■ **What the task requires**: Note each line of the listing that contains the string "data", and copy it.

Extracted records
((

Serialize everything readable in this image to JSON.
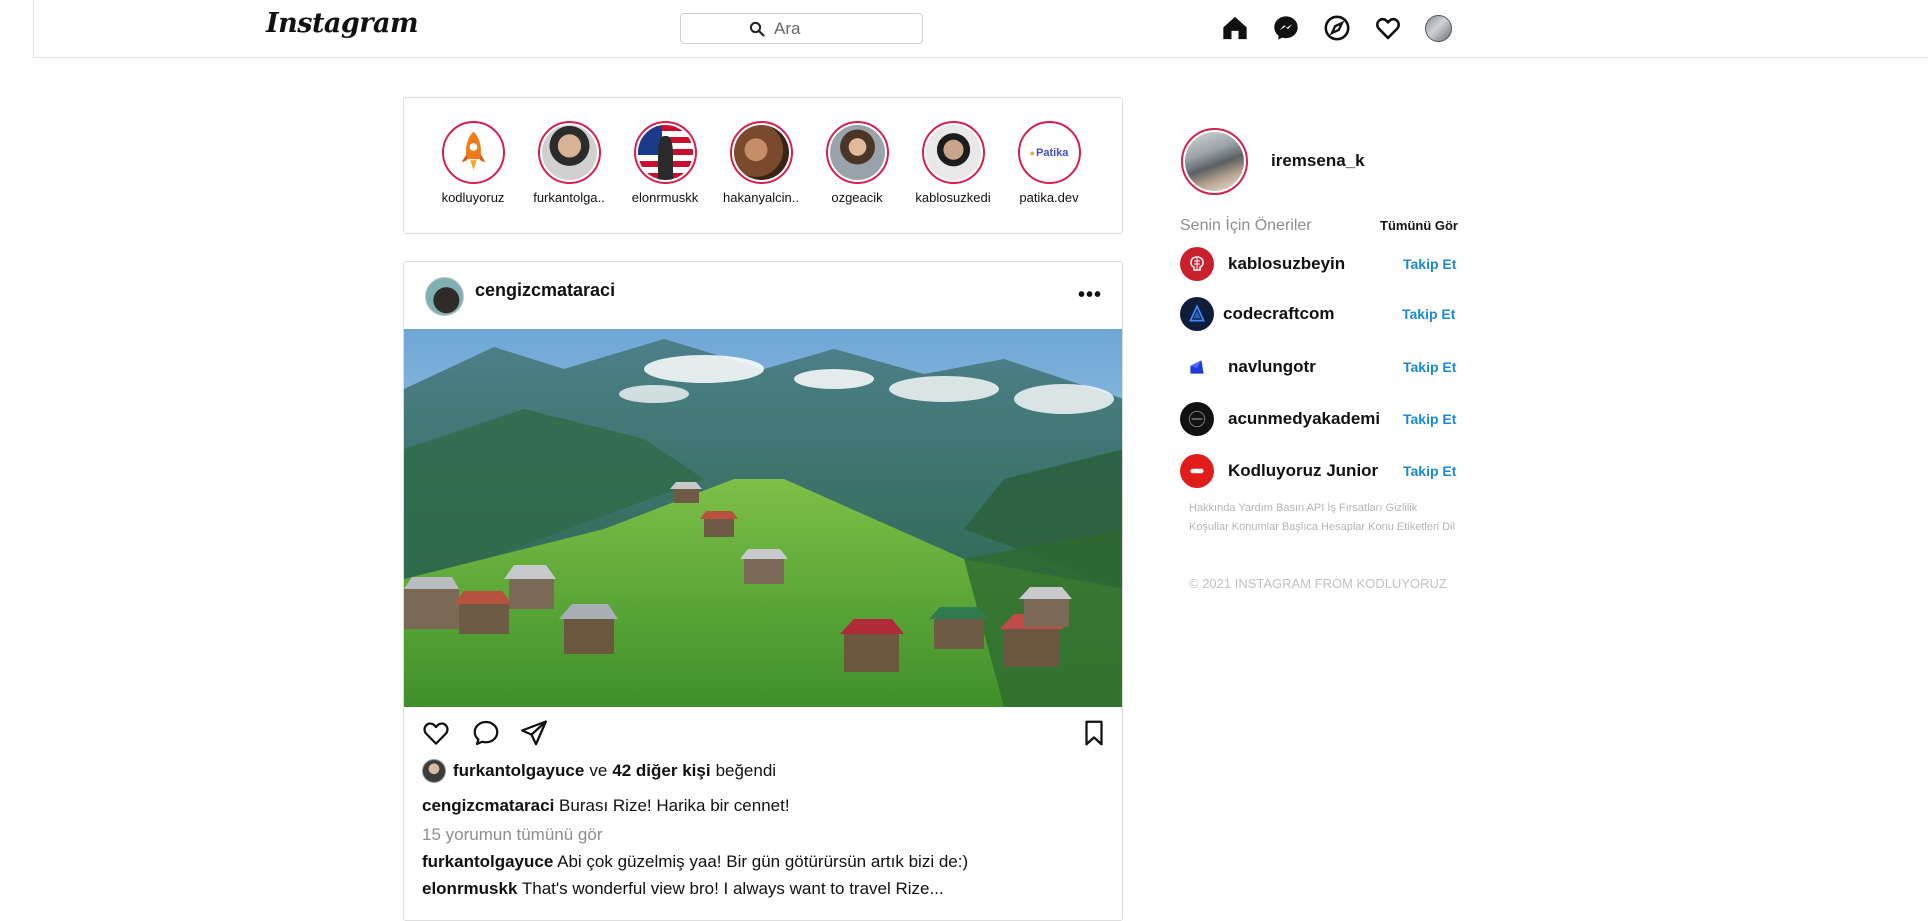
{
  "header": {
    "logo": "Instagram",
    "search_placeholder": "Ara"
  },
  "stories": [
    {
      "name": "kodluyoruz"
    },
    {
      "name": "furkantolga.."
    },
    {
      "name": "elonrmuskk"
    },
    {
      "name": "hakanyalcin.."
    },
    {
      "name": "ozgeacik"
    },
    {
      "name": "kablosuzkedi"
    },
    {
      "name": "patika.dev"
    }
  ],
  "patika_logo_text": "Patika",
  "post": {
    "username": "cengizcmataraci",
    "more_label": "•••",
    "likes": {
      "user": "furkantolgayuce",
      "and": "ve",
      "others": "42 diğer kişi",
      "liked": "beğendi"
    },
    "caption": {
      "user": "cengizcmataraci",
      "text": "Burası Rize! Harika bir cennet!"
    },
    "view_all_comments": "15 yorumun tümünü gör",
    "comments": [
      {
        "user": "furkantolgayuce",
        "text": "Abi çok güzelmiş yaa! Bir gün götürürsün artık bizi de:)"
      },
      {
        "user": "elonrmuskk",
        "text": "That's wonderful view bro! I always want to travel Rize..."
      }
    ]
  },
  "sidebar": {
    "username": "iremsena_k",
    "suggestions_title": "Senin İçin Öneriler",
    "see_all": "Tümünü Gör",
    "follow_label": "Takip Et",
    "suggestions": [
      {
        "name": "kablosuzbeyin"
      },
      {
        "name": "codecraftcom"
      },
      {
        "name": "navlungotr"
      },
      {
        "name": "acunmedyakademi"
      },
      {
        "name": "Kodluyoruz Junior"
      }
    ],
    "footer_links": "Hakkında Yardım Basın API İş Fırsatları Gizlilik Koşullar Konumlar Başlıca Hesaplar Konu Etiketleri Dil",
    "copyright": "© 2021 INSTAGRAM FROM KODLUYORUZ"
  },
  "colors": {
    "story_ring": "#d6204f",
    "follow_blue": "#1a8ad8",
    "muted_text": "#8e8e8e",
    "border": "#dcdcdc"
  }
}
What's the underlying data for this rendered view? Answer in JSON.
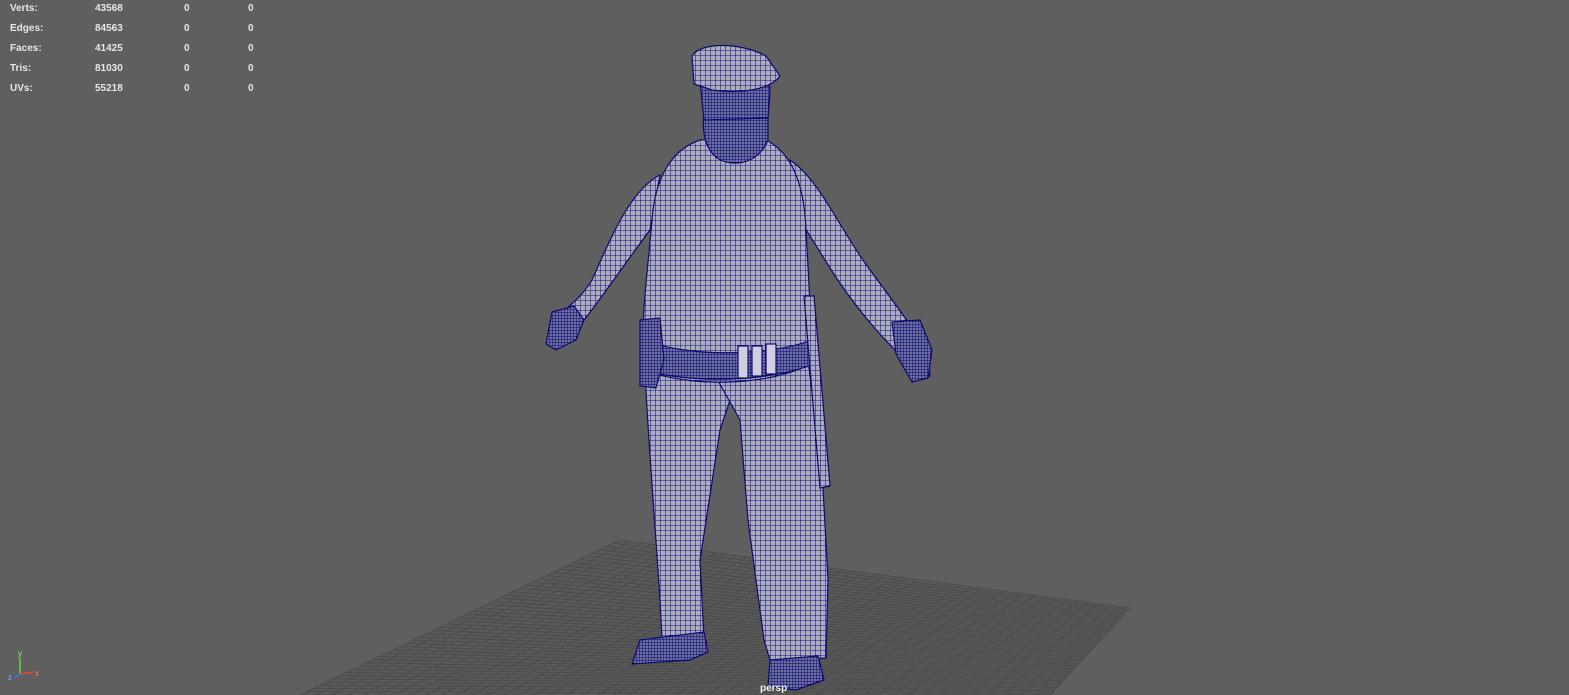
{
  "hud": {
    "rows": [
      {
        "label": "Verts:",
        "total": "43568",
        "selected": "0",
        "component": "0"
      },
      {
        "label": "Edges:",
        "total": "84563",
        "selected": "0",
        "component": "0"
      },
      {
        "label": "Faces:",
        "total": "41425",
        "selected": "0",
        "component": "0"
      },
      {
        "label": "Tris:",
        "total": "81030",
        "selected": "0",
        "component": "0"
      },
      {
        "label": "UVs:",
        "total": "55218",
        "selected": "0",
        "component": "0"
      }
    ]
  },
  "viewport": {
    "camera": "persp",
    "background_color": "#5f5f5f",
    "grid_color": "#4a4a4a",
    "wireframe_color": "#0e0e82",
    "mesh_fill_color": "#a9a9b6"
  },
  "axis_gizmo": {
    "x_label": "x",
    "y_label": "y",
    "z_label": "z",
    "x_color": "#e0463c",
    "y_color": "#6ad43a",
    "z_color": "#3c7ae0"
  }
}
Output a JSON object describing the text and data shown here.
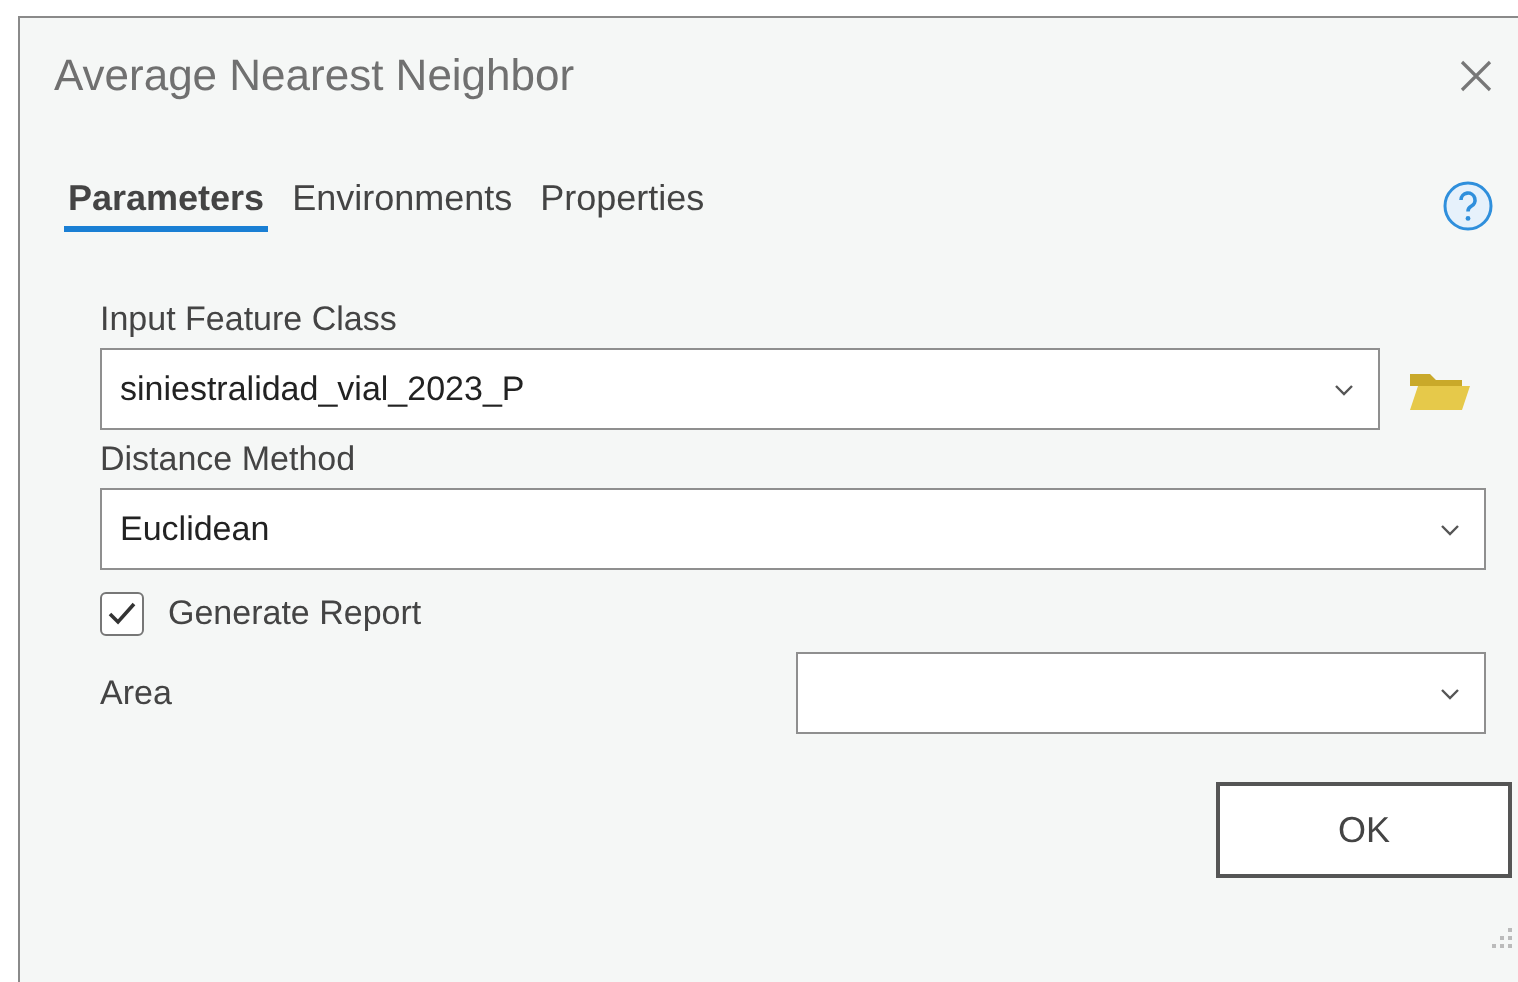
{
  "window": {
    "title": "Average Nearest Neighbor"
  },
  "tabs": [
    {
      "label": "Parameters",
      "selected": true
    },
    {
      "label": "Environments",
      "selected": false
    },
    {
      "label": "Properties",
      "selected": false
    }
  ],
  "parameters": [
    {
      "kind": "dropdown",
      "label": "Input Feature Class",
      "value": "siniestralidad_vial_2023_P",
      "browse": true
    },
    {
      "kind": "dropdown",
      "label": "Distance Method",
      "value": "Euclidean",
      "browse": false
    },
    {
      "kind": "checkbox",
      "label": "Generate Report",
      "checked": true
    },
    {
      "kind": "inline-dropdown",
      "label": "Area"
    }
  ],
  "buttons": [
    "OK"
  ]
}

))

■ **Output for this exercise**:
What's the underlying data for this rendered view? Answer in JSON.
Output a JSON object describing the text and data shown here.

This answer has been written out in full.